>> start SUPPLIED MATERIAL

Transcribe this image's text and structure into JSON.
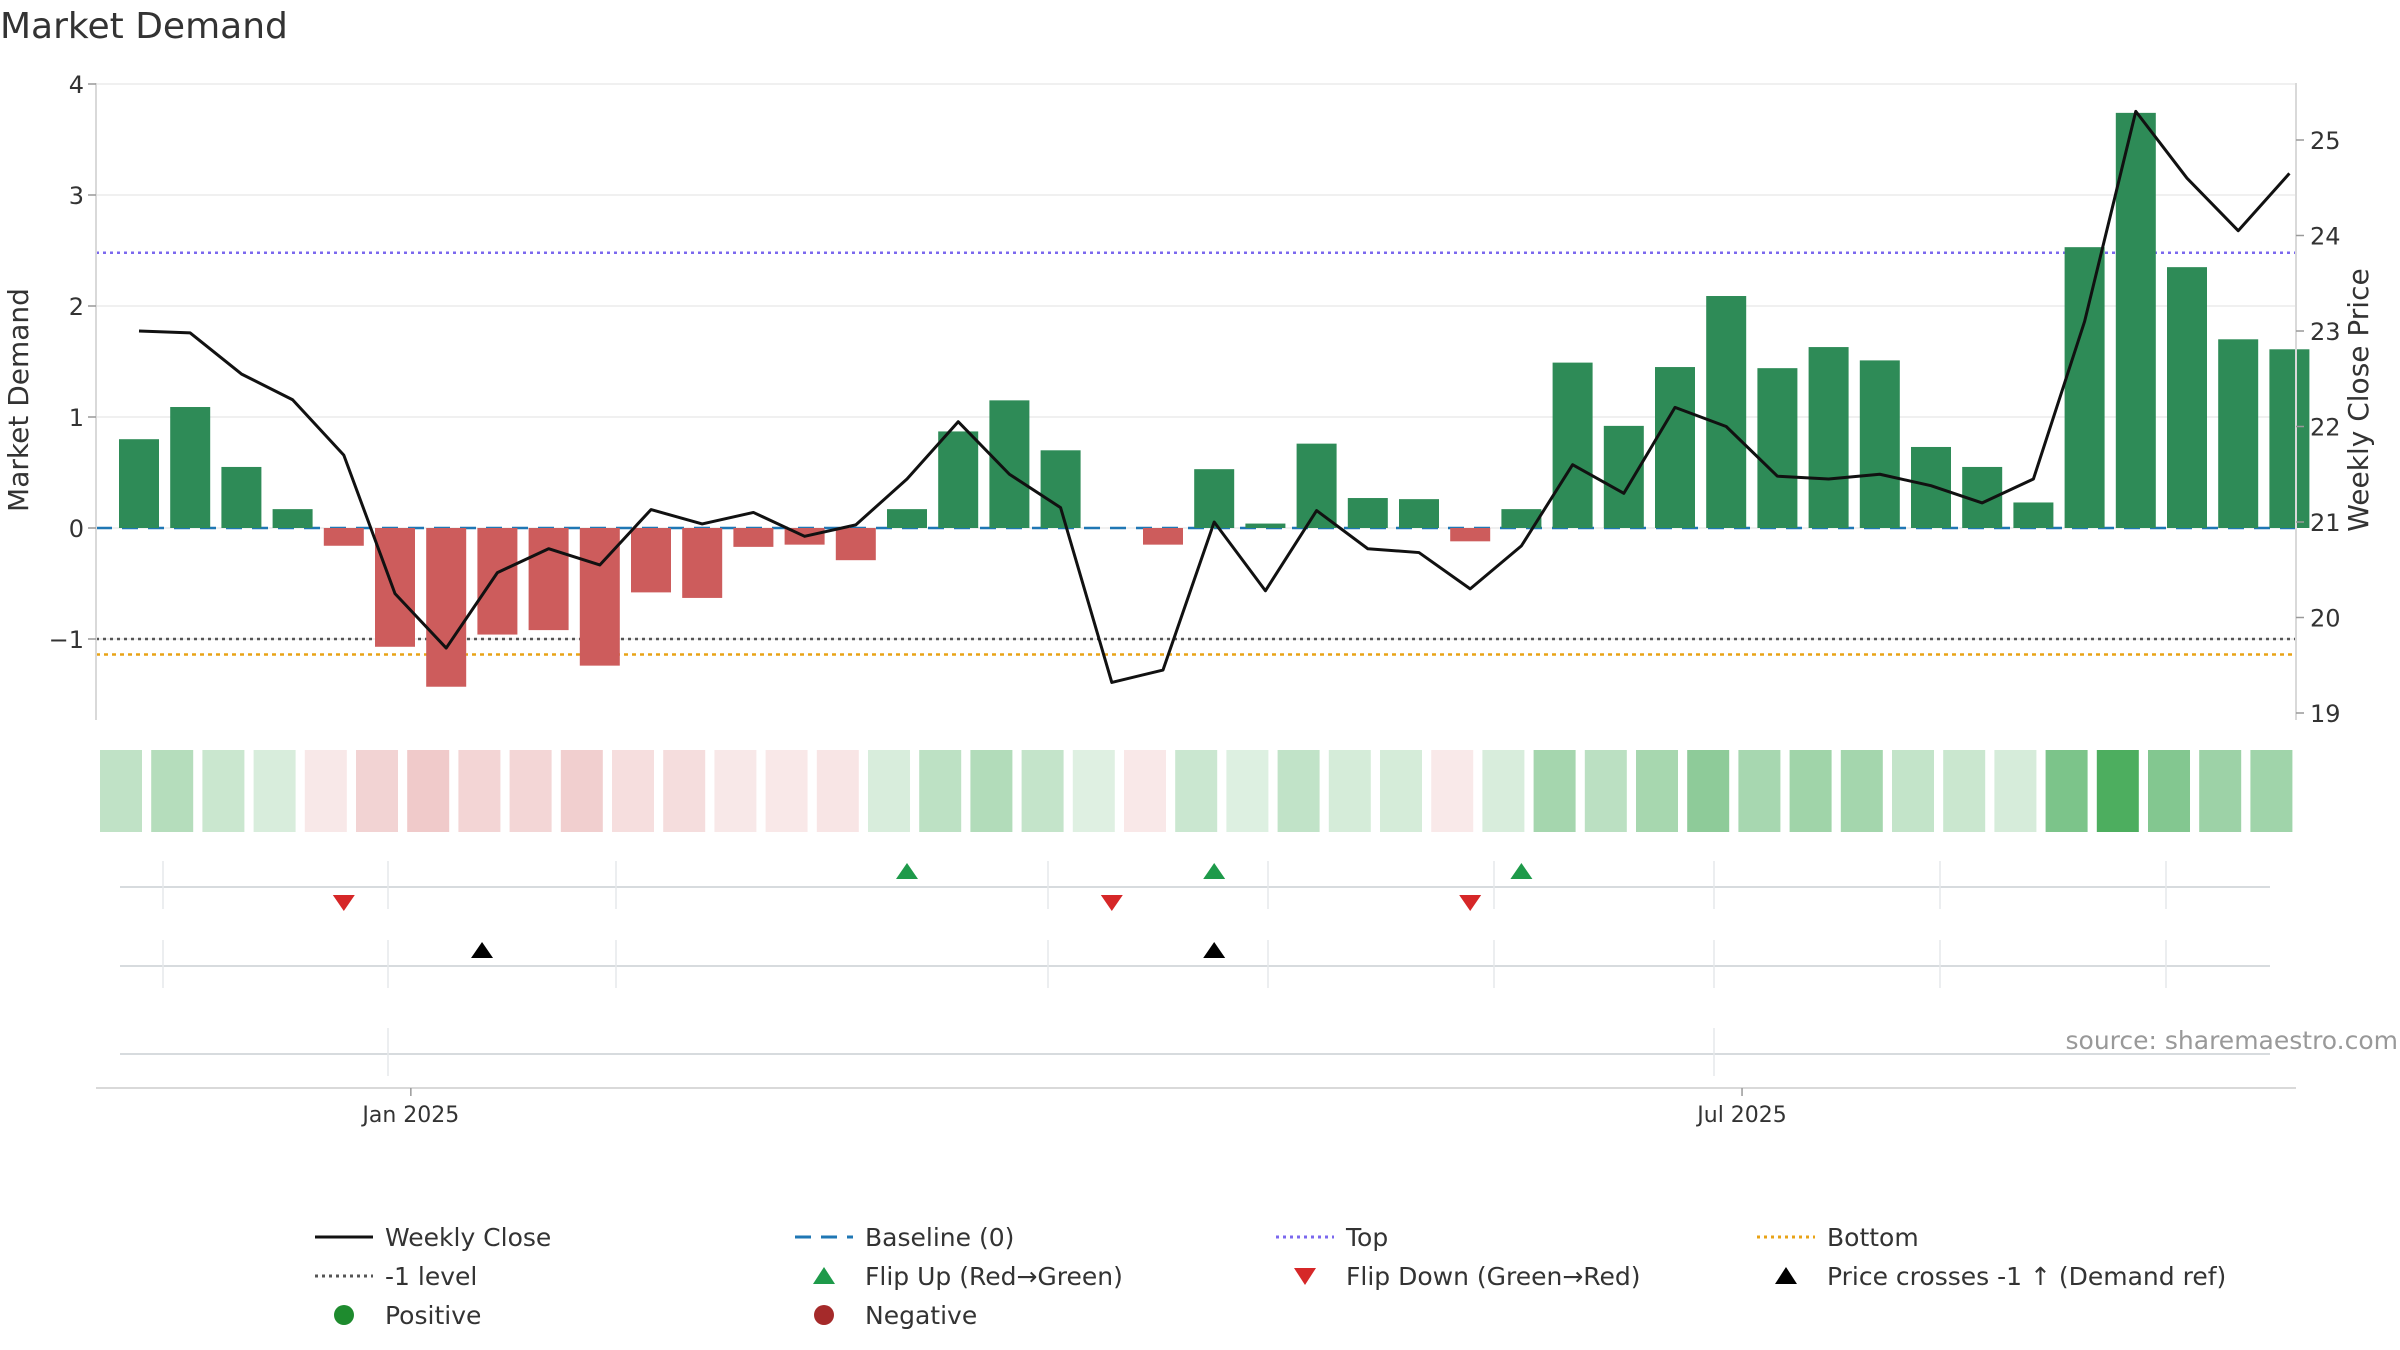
{
  "chart_data": {
    "type": "bar",
    "title": "Market Demand",
    "ylabel": "Market Demand",
    "y2label": "Weekly Close Price",
    "source": "source: sharemaestro.com",
    "ylim": [
      -1.7,
      4.0
    ],
    "y2lim": [
      19.0,
      25.6
    ],
    "yticks": [
      -1,
      0,
      1,
      2,
      3,
      4
    ],
    "ytick_labels": [
      "−1",
      "0",
      "1",
      "2",
      "3",
      "4"
    ],
    "y2ticks": [
      19,
      20,
      21,
      22,
      23,
      24,
      25
    ],
    "x_tick_labels": [
      {
        "label": "Jan 2025",
        "week": 5.7
      },
      {
        "label": "Jul 2025",
        "week": 31.7
      }
    ],
    "weeks": 44,
    "values": [
      0.8,
      1.09,
      0.55,
      0.17,
      -0.16,
      -1.07,
      -1.43,
      -0.96,
      -0.92,
      -1.24,
      -0.58,
      -0.63,
      -0.17,
      -0.15,
      -0.29,
      0.17,
      0.87,
      1.15,
      0.7,
      0,
      -0.15,
      0.53,
      0.04,
      0.76,
      0.27,
      0.26,
      -0.12,
      0.17,
      1.49,
      0.92,
      1.45,
      2.09,
      1.44,
      1.63,
      1.51,
      0.73,
      0.55,
      0.23,
      2.53,
      3.74,
      2.35,
      1.7,
      1.61
    ],
    "close": [
      23.0,
      22.98,
      22.55,
      22.28,
      21.7,
      20.25,
      19.68,
      20.47,
      20.72,
      20.55,
      21.13,
      20.98,
      21.1,
      20.85,
      20.97,
      21.45,
      22.05,
      21.5,
      21.15,
      19.32,
      19.45,
      21.0,
      20.28,
      21.12,
      20.72,
      20.68,
      20.3,
      20.75,
      21.6,
      21.3,
      22.2,
      22.0,
      21.48,
      21.45,
      21.5,
      21.38,
      21.2,
      21.45,
      23.1,
      25.3,
      24.6,
      24.05,
      24.65
    ],
    "close_x_offset": 0.5,
    "reference_lines": {
      "top": 2.48,
      "minus_one": -1.0,
      "bottom": -1.14,
      "baseline": 0
    },
    "flip_up_weeks": [
      15,
      21,
      27
    ],
    "flip_down_weeks": [
      4,
      19,
      26
    ],
    "price_cross_weeks": [
      6.7,
      21
    ],
    "colors": {
      "positive_bar": "#2e8b57",
      "negative_bar": "#cd5c5c",
      "close_line": "#111111",
      "baseline": "#1f77b4",
      "top": "#7b68ee",
      "minus_one": "#555555",
      "bottom": "#e8a317",
      "flip_up": "#1e9a4a",
      "flip_down": "#d62728",
      "price_cross": "#000000",
      "positive_dot": "#1e8b2e",
      "negative_dot": "#a52a2a"
    },
    "legend": [
      {
        "label": "Weekly Close",
        "kind": "solid",
        "color": "#111111"
      },
      {
        "label": "Baseline (0)",
        "kind": "dashed",
        "color": "#1f77b4"
      },
      {
        "label": "Top",
        "kind": "dotted",
        "color": "#7b68ee"
      },
      {
        "label": "Bottom",
        "kind": "dotted",
        "color": "#e8a317"
      },
      {
        "label": "-1 level",
        "kind": "dotted",
        "color": "#555555"
      },
      {
        "label": "Flip Up (Red→Green)",
        "kind": "tri-up",
        "color": "#1e9a4a"
      },
      {
        "label": "Flip Down (Green→Red)",
        "kind": "tri-down",
        "color": "#d62728"
      },
      {
        "label": "Price crosses -1 ↑ (Demand ref)",
        "kind": "tri-up",
        "color": "#000000"
      },
      {
        "label": "Positive",
        "kind": "dot",
        "color": "#1e8b2e"
      },
      {
        "label": "Negative",
        "kind": "dot",
        "color": "#a52a2a"
      }
    ]
  }
}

>> end SUPPLIED MATERIAL

Read the lines above. Gather those in which the string "Demand" is found.

=== EXERCISE ANSWER ===
    "title": "Market Demand",
    "ylabel": "Market Demand",
        "label": "Price crosses -1 ↑ (Demand ref)",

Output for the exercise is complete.